* [WRITTEN TASK] Exclude any images and output the remaining records exactly.

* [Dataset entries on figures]
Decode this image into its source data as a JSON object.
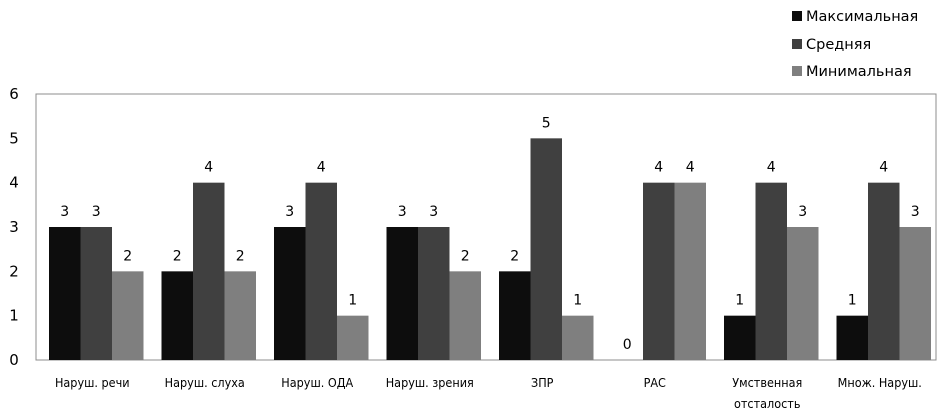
{
  "chart_data": {
    "type": "bar",
    "categories": [
      "Наруш. речи",
      "Наруш. слуха",
      "Наруш. ОДА",
      "Наруш. зрения",
      "ЗПР",
      "РАС",
      "Умственная отсталость",
      "Множ. Наруш."
    ],
    "series": [
      {
        "name": "Максимальная",
        "color": "#0d0d0d",
        "values": [
          3,
          2,
          3,
          3,
          2,
          0,
          1,
          1
        ]
      },
      {
        "name": "Средняя",
        "color": "#404040",
        "values": [
          3,
          4,
          4,
          3,
          5,
          4,
          4,
          4
        ]
      },
      {
        "name": "Минимальная",
        "color": "#7f7f7f",
        "values": [
          2,
          2,
          1,
          2,
          1,
          4,
          3,
          3
        ]
      }
    ],
    "ylim": [
      0,
      6
    ],
    "yticks": [
      0,
      1,
      2,
      3,
      4,
      5,
      6
    ],
    "grid": false,
    "legend": "top-right",
    "data_labels": true
  }
}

* [EXERCISE SOLUTION]
Decode this image into its source data as a JSON object.
{
  "chart_data": {
    "type": "bar",
    "categories": [
      "Наруш. речи",
      "Наруш. слуха",
      "Наруш. ОДА",
      "Наруш. зрения",
      "ЗПР",
      "РАС",
      "Умственная отсталость",
      "Множ. Наруш."
    ],
    "series": [
      {
        "name": "Максимальная",
        "color": "#0d0d0d",
        "values": [
          3,
          2,
          3,
          3,
          2,
          0,
          1,
          1
        ]
      },
      {
        "name": "Средняя",
        "color": "#404040",
        "values": [
          3,
          4,
          4,
          3,
          5,
          4,
          4,
          4
        ]
      },
      {
        "name": "Минимальная",
        "color": "#7f7f7f",
        "values": [
          2,
          2,
          1,
          2,
          1,
          4,
          3,
          3
        ]
      }
    ],
    "ylim": [
      0,
      6
    ],
    "yticks": [
      0,
      1,
      2,
      3,
      4,
      5,
      6
    ],
    "grid": false,
    "legend": "top-right",
    "data_labels": true
  }
}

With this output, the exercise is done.